### DATA EXTRACT
-- Begin --
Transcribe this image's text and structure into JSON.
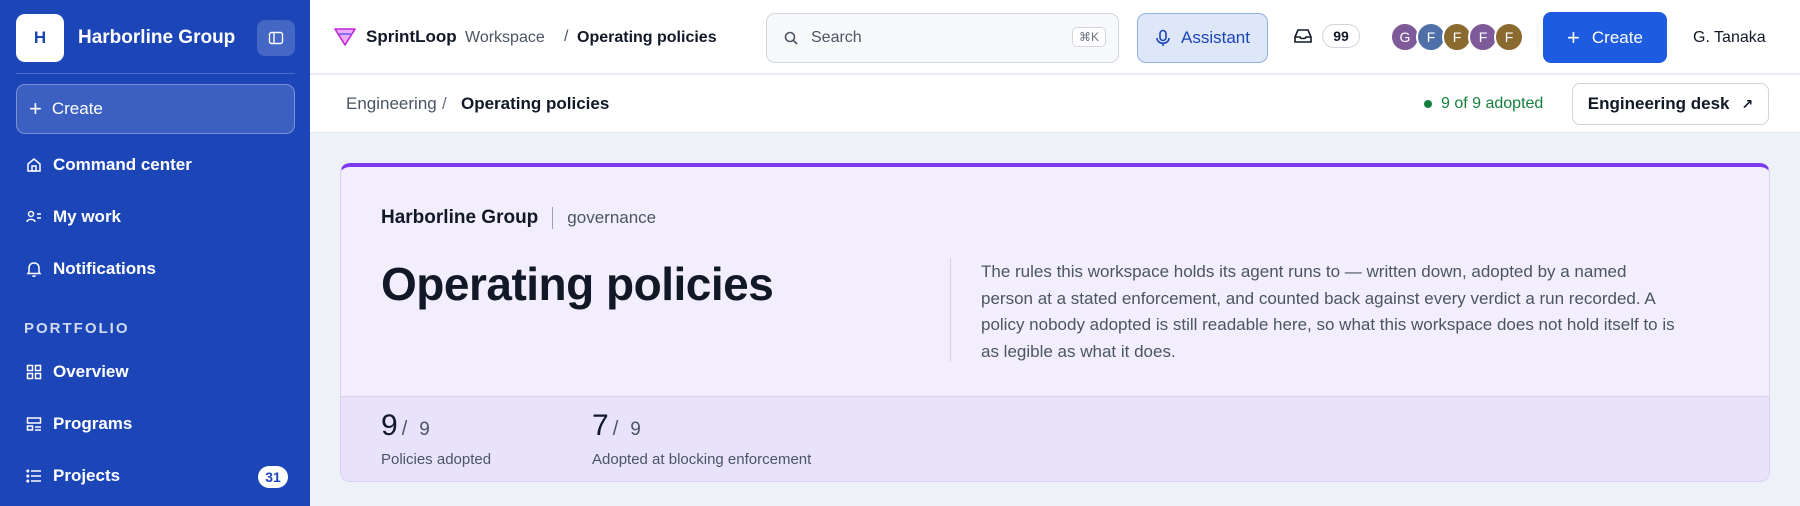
{
  "sidebar": {
    "brand_initial": "H",
    "brand_name": "Harborline Group",
    "create_label": "Create",
    "items": [
      {
        "label": "Command center"
      },
      {
        "label": "My work"
      },
      {
        "label": "Notifications"
      }
    ],
    "section_label": "PORTFOLIO",
    "portfolio_items": [
      {
        "label": "Overview"
      },
      {
        "label": "Programs"
      },
      {
        "label": "Projects",
        "badge": "31"
      }
    ]
  },
  "topbar": {
    "app_name": "SprintLoop",
    "app_sub": "Workspace",
    "separator": "/",
    "crumb": "Operating policies",
    "search_placeholder": "Search",
    "search_shortcut": "⌘K",
    "assistant_label": "Assistant",
    "inbox_count": "99",
    "avatars": [
      {
        "initial": "G",
        "color": "#7e5a9b"
      },
      {
        "initial": "F",
        "color": "#4f6fa8"
      },
      {
        "initial": "F",
        "color": "#8a6a2e"
      },
      {
        "initial": "F",
        "color": "#7e5a9b"
      },
      {
        "initial": "F",
        "color": "#8a6a2e"
      }
    ],
    "create_label": "Create",
    "user_name": "G. Tanaka"
  },
  "subbar": {
    "crumb_parent": "Engineering",
    "crumb_sep": "/",
    "crumb_current": "Operating policies",
    "adopted_status": "9 of 9 adopted",
    "desk_button": "Engineering desk"
  },
  "card": {
    "org_name": "Harborline Group",
    "org_tag": "governance",
    "title": "Operating policies",
    "description": "The rules this workspace holds its agent runs to — written down, adopted by a named person at a stated enforcement, and counted back against every verdict a run recorded. A policy nobody adopted is still readable here, so what this workspace does not hold itself to is as legible as what it does.",
    "stats": [
      {
        "value": "9",
        "slash": "/",
        "total": "9",
        "label": "Policies adopted"
      },
      {
        "value": "7",
        "slash": "/",
        "total": "9",
        "label": "Adopted at blocking enforcement"
      }
    ]
  },
  "colors": {
    "sidebar_bg": "#1c45b8",
    "primary_button": "#1d5ce0",
    "card_accent": "#7c3aed",
    "adopted_green": "#15803d"
  }
}
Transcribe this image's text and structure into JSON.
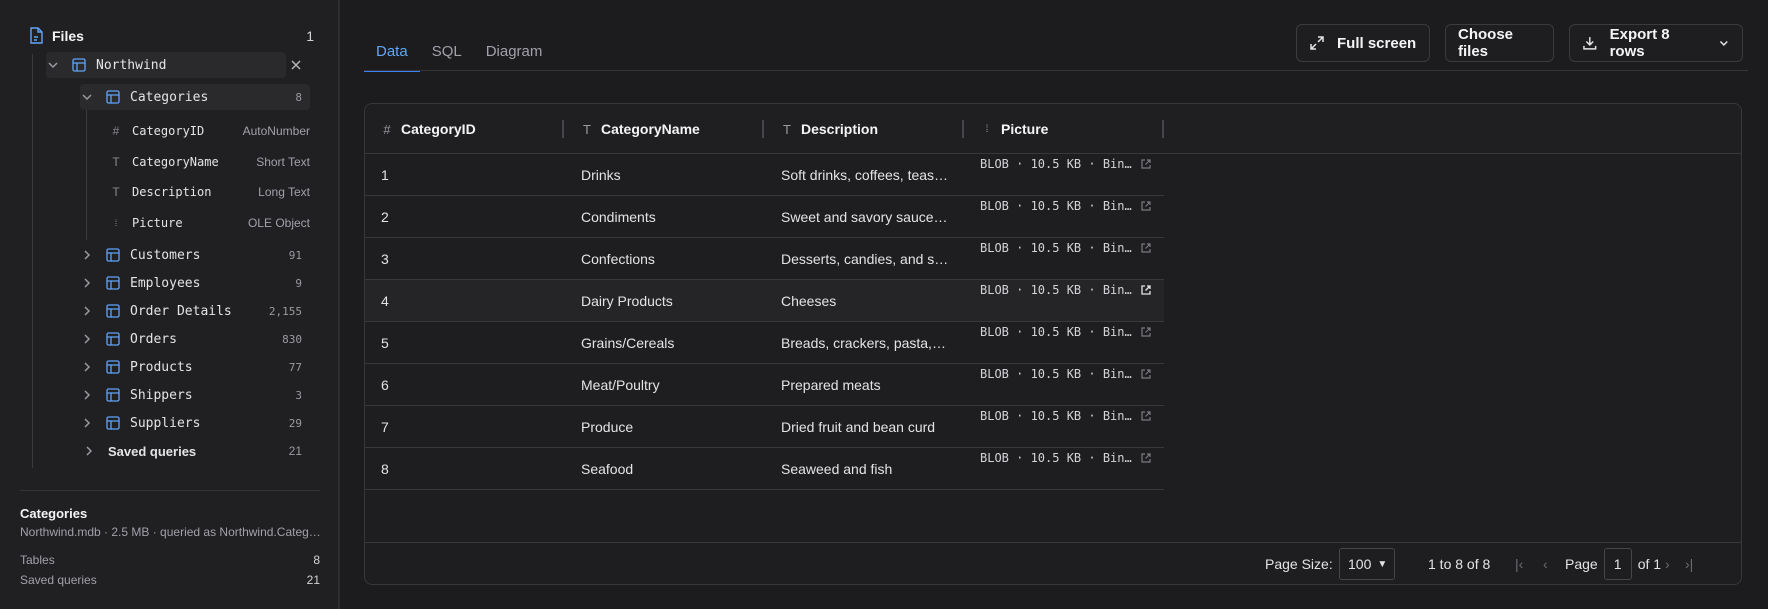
{
  "sidebar": {
    "files_label": "Files",
    "files_count": "1",
    "database": {
      "name": "Northwind"
    },
    "tables": [
      {
        "name": "Categories",
        "count": "8"
      },
      {
        "name": "Customers",
        "count": "91"
      },
      {
        "name": "Employees",
        "count": "9"
      },
      {
        "name": "Order Details",
        "count": "2,155"
      },
      {
        "name": "Orders",
        "count": "830"
      },
      {
        "name": "Products",
        "count": "77"
      },
      {
        "name": "Shippers",
        "count": "3"
      },
      {
        "name": "Suppliers",
        "count": "29"
      }
    ],
    "fields": [
      {
        "name": "CategoryID",
        "type": "AutoNumber",
        "icon": "hash-icon"
      },
      {
        "name": "CategoryName",
        "type": "Short Text",
        "icon": "text-icon"
      },
      {
        "name": "Description",
        "type": "Long Text",
        "icon": "text-icon"
      },
      {
        "name": "Picture",
        "type": "OLE Object",
        "icon": "binary-icon"
      }
    ],
    "saved_queries": {
      "label": "Saved queries",
      "count": "21"
    },
    "info": {
      "title": "Categories",
      "subtitle": "Northwind.mdb · 2.5 MB · queried as Northwind.Categ…",
      "tables_label": "Tables",
      "tables_count": "8",
      "saved_label": "Saved queries",
      "saved_count": "21"
    }
  },
  "tabs": [
    "Data",
    "SQL",
    "Diagram"
  ],
  "active_tab": "Data",
  "toolbar": {
    "fullscreen": "Full screen",
    "choose_files": "Choose files",
    "export": "Export 8 rows"
  },
  "grid": {
    "columns": [
      "CategoryID",
      "CategoryName",
      "Description",
      "Picture"
    ],
    "rows": [
      {
        "id": "1",
        "name": "Drinks",
        "desc": "Soft drinks, coffees, teas, beers, and ales",
        "picture": "BLOB · 10.5 KB · Bin…"
      },
      {
        "id": "2",
        "name": "Condiments",
        "desc": "Sweet and savory sauces, relishes, spreads, and seasonings",
        "picture": "BLOB · 10.5 KB · Bin…"
      },
      {
        "id": "3",
        "name": "Confections",
        "desc": "Desserts, candies, and sweet breads",
        "picture": "BLOB · 10.5 KB · Bin…"
      },
      {
        "id": "4",
        "name": "Dairy Products",
        "desc": "Cheeses",
        "picture": "BLOB · 10.5 KB · Bin…"
      },
      {
        "id": "5",
        "name": "Grains/Cereals",
        "desc": "Breads, crackers, pasta, and cereal",
        "picture": "BLOB · 10.5 KB · Bin…"
      },
      {
        "id": "6",
        "name": "Meat/Poultry",
        "desc": "Prepared meats",
        "picture": "BLOB · 10.5 KB · Bin…"
      },
      {
        "id": "7",
        "name": "Produce",
        "desc": "Dried fruit and bean curd",
        "picture": "BLOB · 10.5 KB · Bin…"
      },
      {
        "id": "8",
        "name": "Seafood",
        "desc": "Seaweed and fish",
        "picture": "BLOB · 10.5 KB · Bin…"
      }
    ]
  },
  "pagination": {
    "page_size_label": "Page Size:",
    "page_size": "100",
    "range": "1 to 8 of 8",
    "page_label": "Page",
    "page": "1",
    "of_label": "of 1"
  },
  "colors": {
    "accent": "#3b82f6",
    "table_icon": "#60a5fa"
  }
}
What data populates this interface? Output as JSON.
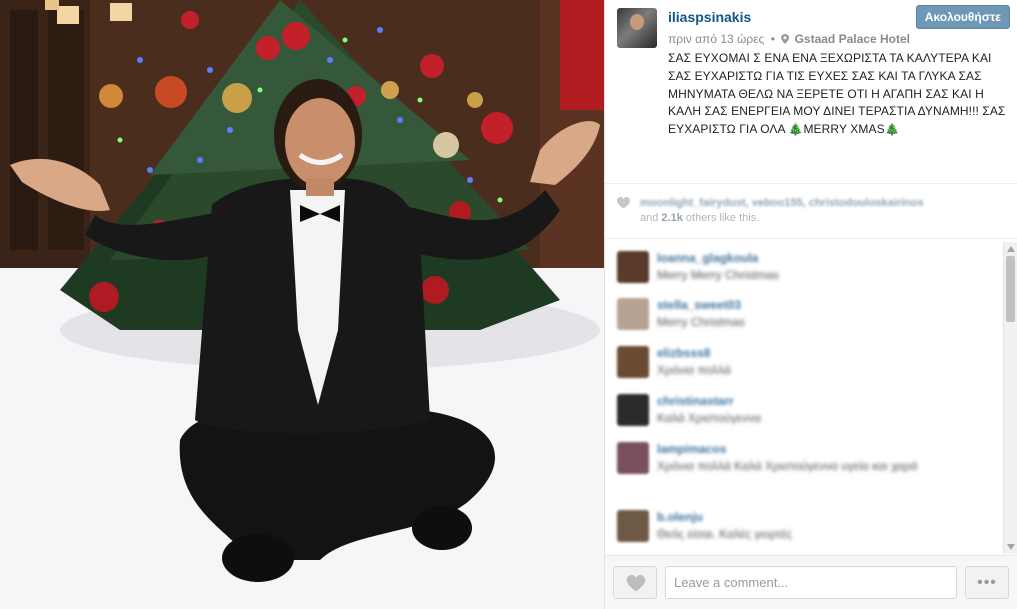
{
  "post": {
    "username": "iliaspsinakis",
    "follow_label": "Ακολουθήστε",
    "time_ago": "πριν από 13 ώρες",
    "location": "Gstaad Palace Hotel",
    "caption": "ΣΑΣ ΕΥΧΟΜΑΙ Σ ΕΝΑ ΕΝΑ ΞΕΧΩΡΙΣΤΑ ΤΑ ΚΑΛΥΤΕΡΑ ΚΑΙ ΣΑΣ ΕΥΧΑΡΙΣΤΩ ΓΙΑ ΤΙΣ ΕΥΧΕΣ ΣΑΣ ΚΑΙ ΤΑ ΓΛΥΚΑ ΣΑΣ ΜΗΝΥΜΑΤΑ ΘΕΛΩ ΝΑ ΞΕΡΕΤΕ ΟΤΙ Η ΑΓΑΠΗ ΣΑΣ ΚΑΙ Η ΚΑΛΗ ΣΑΣ ΕΝΕΡΓΕΙΑ ΜΟΥ ΔΙΝΕΙ ΤΕΡΑΣΤΙΑ ΔΥΝΑΜΗ!!! ΣΑΣ ΕΥΧΑΡΙΣΤΩ ΓΙΑ ΟΛΑ 🎄MERRY XMAS🎄"
  },
  "likes": {
    "names": "moonlight_fairydust, veboo155, christodouloskairinos",
    "and_label": "and",
    "others_count": "2.1k",
    "others_suffix": "others like this."
  },
  "comments": [
    {
      "user": "Ioanna_glagkoula",
      "text": "Merry Merry Christmas",
      "avatar_color": "#5a3a2a"
    },
    {
      "user": "stella_sweet03",
      "text": "Merry Christmas",
      "avatar_color": "#b8a393"
    },
    {
      "user": "elizbsss8",
      "text": "Χρόνια πολλά",
      "avatar_color": "#6b4a32"
    },
    {
      "user": "christinastarr",
      "text": "Καλά Χριστούγεννα",
      "avatar_color": "#2b2b2b"
    },
    {
      "user": "lampimacos",
      "text": "Χρόνια πολλά Καλά Χριστούγεννα υγεία και χαρά",
      "avatar_color": "#7a5060"
    },
    {
      "user": "b.olenju",
      "text": "Θεός είσαι. Καλές γιορτές",
      "avatar_color": "#6e5a44"
    }
  ],
  "footer": {
    "comment_placeholder": "Leave a comment...",
    "more_label": "•••"
  },
  "colors": {
    "username": "#125688",
    "follow_button": "#6f97b6",
    "comment_user": "#3f729b"
  },
  "icons": [
    "pin-icon",
    "heart-icon",
    "scroll-up-icon",
    "scroll-down-icon"
  ]
}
-- End --
### PROBLEM TO SOLVE
Go over the records above and tally each line that includes "this". Give the total by itself.

### WRITTEN SOLUTION
5